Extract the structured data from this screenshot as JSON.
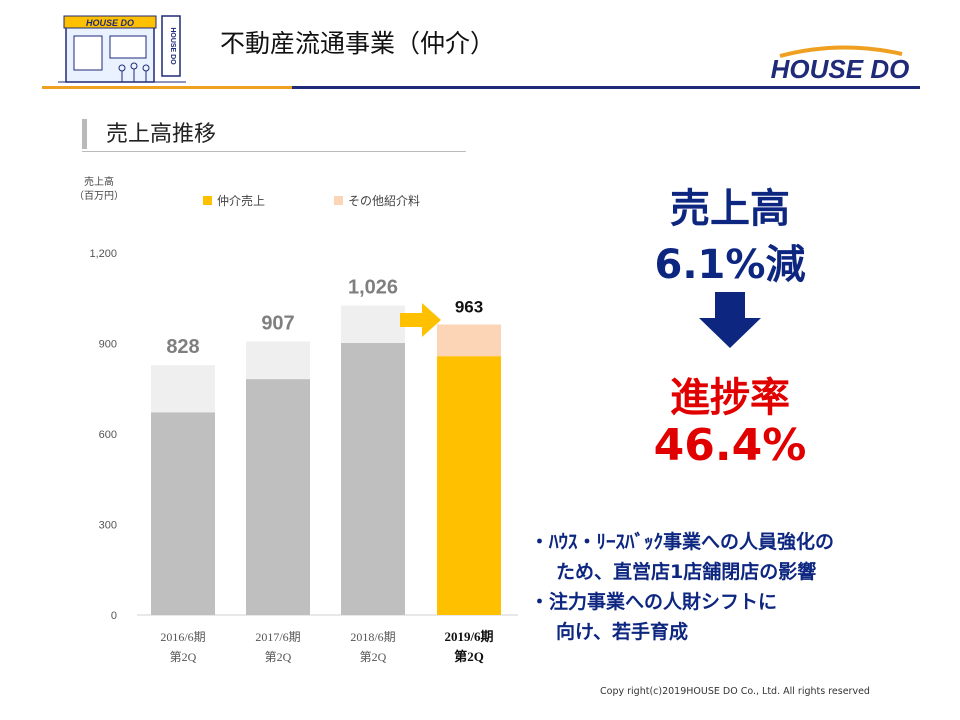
{
  "header": {
    "title": "不動産流通事業（仲介）",
    "logo_text": "HOUSE DO",
    "sign_text": "HOUSE DO"
  },
  "section": {
    "title": "売上高推移"
  },
  "colors": {
    "brand_navy": "#1f2a78",
    "brand_orange": "#f0a020",
    "highlight_blue": "#0d2680",
    "highlight_red": "#e00000",
    "bar_grey": "#bfbfbf",
    "bar_light": "#efefef",
    "bar_gold": "#ffc000",
    "bar_peach": "#fbd5b5"
  },
  "chart_data": {
    "type": "bar",
    "stacked": true,
    "y_unit_line1": "売上高",
    "y_unit_line2": "（百万円）",
    "categories": [
      {
        "line1": "2016/6期",
        "line2": "第2Q",
        "bold": false
      },
      {
        "line1": "2017/6期",
        "line2": "第2Q",
        "bold": false
      },
      {
        "line1": "2018/6期",
        "line2": "第2Q",
        "bold": false
      },
      {
        "line1": "2019/6期",
        "line2": "第2Q",
        "bold": true
      }
    ],
    "series": [
      {
        "name": "仲介売上",
        "values": [
          672,
          782,
          902,
          858
        ]
      },
      {
        "name": "その他紹介料",
        "values": [
          156,
          125,
          124,
          105
        ]
      }
    ],
    "totals": [
      "828",
      "907",
      "1,026",
      "963"
    ],
    "y_ticks": [
      "0",
      "300",
      "600",
      "900",
      "1,200"
    ],
    "ylim": [
      0,
      1200
    ],
    "legend_position": "top"
  },
  "headline": {
    "line1": "売上高",
    "line2": "6.1%減",
    "line3": "進捗率",
    "line4": "46.4%"
  },
  "bullets": [
    {
      "line1": "・ﾊｳｽ・ﾘｰｽﾊﾞｯｸ事業への人員強化の",
      "line2": "ため、直営店1店舗閉店の影響"
    },
    {
      "line1": "・注力事業への人財シフトに",
      "line2": "向け、若手育成"
    }
  ],
  "footer": "Copy right(c)2019HOUSE DO Co., Ltd. All rights reserved"
}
......
» DIRECTION
Omit the pictures and output all of the other material exactly.

» SOLUTION FOR THIS TASK
Extract the structured data from this screenshot as JSON.
{
  "header": {
    "title": "不動産流通事業（仲介）",
    "logo_text": "HOUSE DO",
    "sign_text": "HOUSE DO"
  },
  "section": {
    "title": "売上高推移"
  },
  "colors": {
    "brand_navy": "#1f2a78",
    "brand_orange": "#f0a020",
    "highlight_blue": "#0d2680",
    "highlight_red": "#e00000",
    "bar_grey": "#bfbfbf",
    "bar_light": "#efefef",
    "bar_gold": "#ffc000",
    "bar_peach": "#fbd5b5"
  },
  "chart_data": {
    "type": "bar",
    "stacked": true,
    "y_unit_line1": "売上高",
    "y_unit_line2": "（百万円）",
    "categories": [
      {
        "line1": "2016/6期",
        "line2": "第2Q",
        "bold": false
      },
      {
        "line1": "2017/6期",
        "line2": "第2Q",
        "bold": false
      },
      {
        "line1": "2018/6期",
        "line2": "第2Q",
        "bold": false
      },
      {
        "line1": "2019/6期",
        "line2": "第2Q",
        "bold": true
      }
    ],
    "series": [
      {
        "name": "仲介売上",
        "values": [
          672,
          782,
          902,
          858
        ]
      },
      {
        "name": "その他紹介料",
        "values": [
          156,
          125,
          124,
          105
        ]
      }
    ],
    "totals": [
      "828",
      "907",
      "1,026",
      "963"
    ],
    "y_ticks": [
      "0",
      "300",
      "600",
      "900",
      "1,200"
    ],
    "ylim": [
      0,
      1200
    ],
    "legend_position": "top"
  },
  "headline": {
    "line1": "売上高",
    "line2": "6.1%減",
    "line3": "進捗率",
    "line4": "46.4%"
  },
  "bullets": [
    {
      "line1": "・ﾊｳｽ・ﾘｰｽﾊﾞｯｸ事業への人員強化の",
      "line2": "ため、直営店1店舗閉店の影響"
    },
    {
      "line1": "・注力事業への人財シフトに",
      "line2": "向け、若手育成"
    }
  ],
  "footer": "Copy right(c)2019HOUSE DO Co., Ltd. All rights reserved"
}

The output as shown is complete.